[start of DATA IN THIS EXERCISE]

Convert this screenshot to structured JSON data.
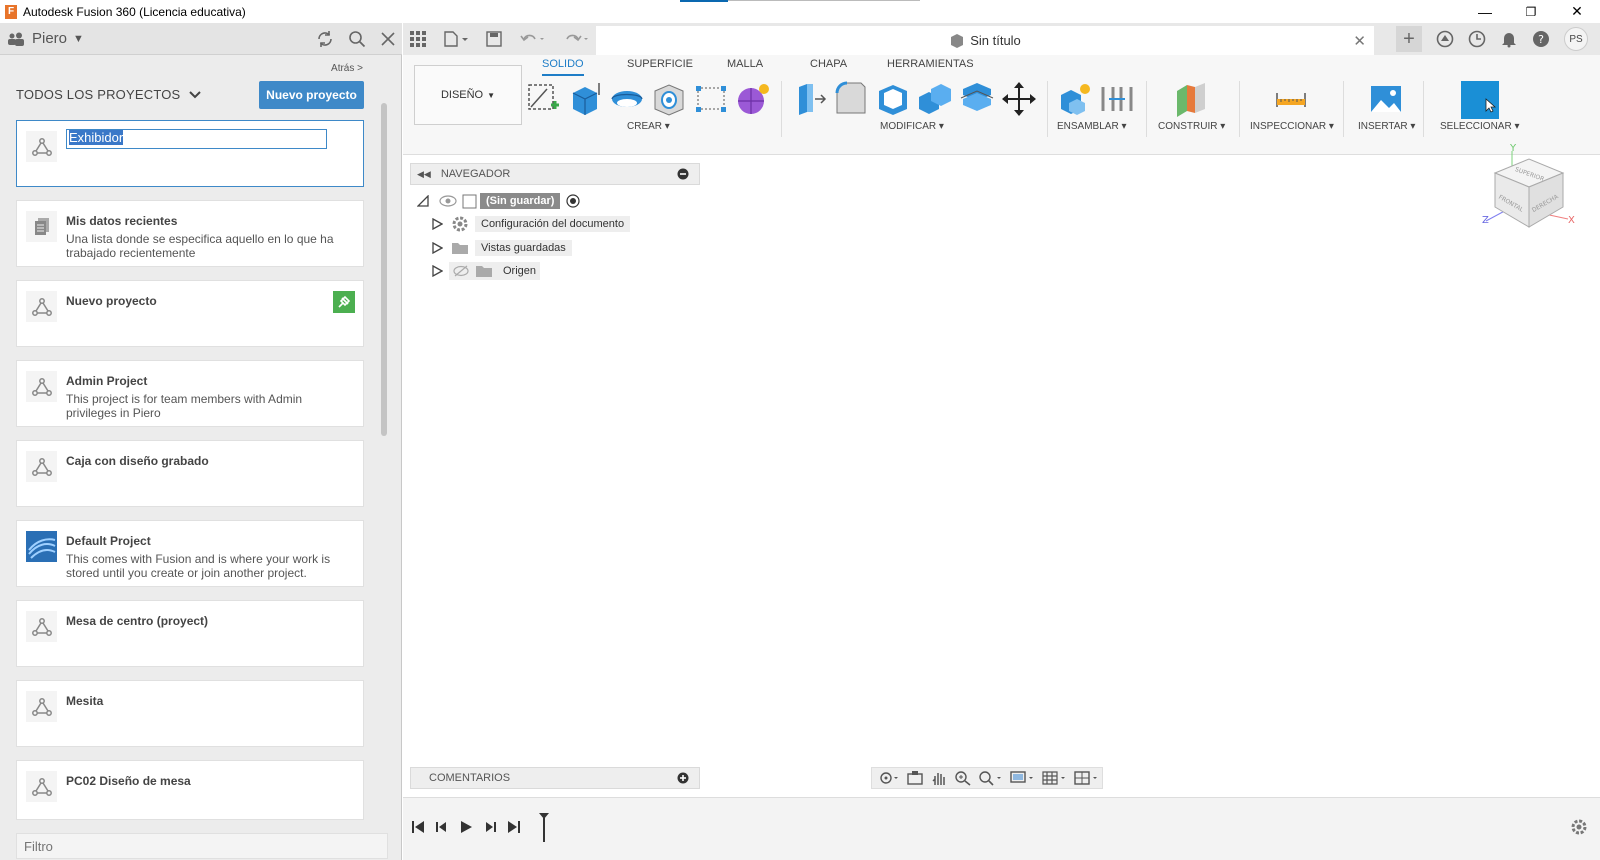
{
  "window": {
    "title": "Autodesk Fusion 360 (Licencia educativa)",
    "app_icon_letter": "F",
    "minimize": "—",
    "maximize": "❐",
    "close": "✕"
  },
  "left_panel": {
    "user": "Piero",
    "back_link": "Atrás >",
    "all_projects": "TODOS LOS PROYECTOS",
    "new_project_button": "Nuevo proyecto",
    "editing_value": "Exhibidor",
    "projects": [
      {
        "name": "Mis datos recientes",
        "desc": "Una lista donde se especifica aquello en lo que ha trabajado recientemente"
      },
      {
        "name": "Nuevo proyecto",
        "desc": ""
      },
      {
        "name": "Admin Project",
        "desc": "This project is for team members with Admin privileges in Piero"
      },
      {
        "name": "Caja con diseño grabado",
        "desc": ""
      },
      {
        "name": "Default Project",
        "desc": "This comes with Fusion and is where your work is stored until you create or join another project."
      },
      {
        "name": "Mesa de centro (proyect)",
        "desc": ""
      },
      {
        "name": "Mesita",
        "desc": ""
      },
      {
        "name": "PC02 Diseño de mesa",
        "desc": ""
      }
    ],
    "filter_placeholder": "Filtro"
  },
  "document": {
    "tab_title": "Sin título"
  },
  "ribbon": {
    "workspace": "DISEÑO",
    "tabs": [
      "SOLIDO",
      "SUPERFICIE",
      "MALLA",
      "CHAPA",
      "HERRAMIENTAS"
    ],
    "active_tab": "SOLIDO",
    "groups": {
      "crear": "CREAR",
      "modificar": "MODIFICAR",
      "ensamblar": "ENSAMBLAR",
      "construir": "CONSTRUIR",
      "inspeccionar": "INSPECCIONAR",
      "insertar": "INSERTAR",
      "seleccionar": "SELECCIONAR"
    }
  },
  "browser": {
    "title": "NAVEGADOR",
    "root": "(Sin guardar)",
    "items": [
      "Configuración del documento",
      "Vistas guardadas",
      "Origen"
    ]
  },
  "viewcube": {
    "top": "SUPERIOR",
    "front": "FRONTAL",
    "right": "DERECHA",
    "axis_x": "X",
    "axis_y": "Y",
    "axis_z": "Z"
  },
  "comments": {
    "title": "COMENTARIOS"
  },
  "user_initials": "PS",
  "colors": {
    "accent": "#1e7dc7",
    "button_blue": "#3e89c8",
    "select_blue": "#1a8fd6",
    "green_badge": "#4caf50"
  }
}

[end of DATA IN THIS EXERCISE]

Take the listing above and restate it word for word, without its pictures.

Convert this screenshot to structured JSON data.
{
  "window": {
    "title": "Autodesk Fusion 360 (Licencia educativa)",
    "app_icon_letter": "F",
    "minimize": "—",
    "maximize": "❐",
    "close": "✕"
  },
  "left_panel": {
    "user": "Piero",
    "back_link": "Atrás >",
    "all_projects": "TODOS LOS PROYECTOS",
    "new_project_button": "Nuevo proyecto",
    "editing_value": "Exhibidor",
    "projects": [
      {
        "name": "Mis datos recientes",
        "desc": "Una lista donde se especifica aquello en lo que ha trabajado recientemente"
      },
      {
        "name": "Nuevo proyecto",
        "desc": ""
      },
      {
        "name": "Admin Project",
        "desc": "This project is for team members with Admin privileges in Piero"
      },
      {
        "name": "Caja con diseño grabado",
        "desc": ""
      },
      {
        "name": "Default Project",
        "desc": "This comes with Fusion and is where your work is stored until you create or join another project."
      },
      {
        "name": "Mesa de centro (proyect)",
        "desc": ""
      },
      {
        "name": "Mesita",
        "desc": ""
      },
      {
        "name": "PC02 Diseño de mesa",
        "desc": ""
      }
    ],
    "filter_placeholder": "Filtro"
  },
  "document": {
    "tab_title": "Sin título"
  },
  "ribbon": {
    "workspace": "DISEÑO",
    "tabs": [
      "SOLIDO",
      "SUPERFICIE",
      "MALLA",
      "CHAPA",
      "HERRAMIENTAS"
    ],
    "active_tab": "SOLIDO",
    "groups": {
      "crear": "CREAR",
      "modificar": "MODIFICAR",
      "ensamblar": "ENSAMBLAR",
      "construir": "CONSTRUIR",
      "inspeccionar": "INSPECCIONAR",
      "insertar": "INSERTAR",
      "seleccionar": "SELECCIONAR"
    }
  },
  "browser": {
    "title": "NAVEGADOR",
    "root": "(Sin guardar)",
    "items": [
      "Configuración del documento",
      "Vistas guardadas",
      "Origen"
    ]
  },
  "viewcube": {
    "top": "SUPERIOR",
    "front": "FRONTAL",
    "right": "DERECHA",
    "axis_x": "X",
    "axis_y": "Y",
    "axis_z": "Z"
  },
  "comments": {
    "title": "COMENTARIOS"
  },
  "user_initials": "PS",
  "colors": {
    "accent": "#1e7dc7",
    "button_blue": "#3e89c8",
    "select_blue": "#1a8fd6",
    "green_badge": "#4caf50"
  }
}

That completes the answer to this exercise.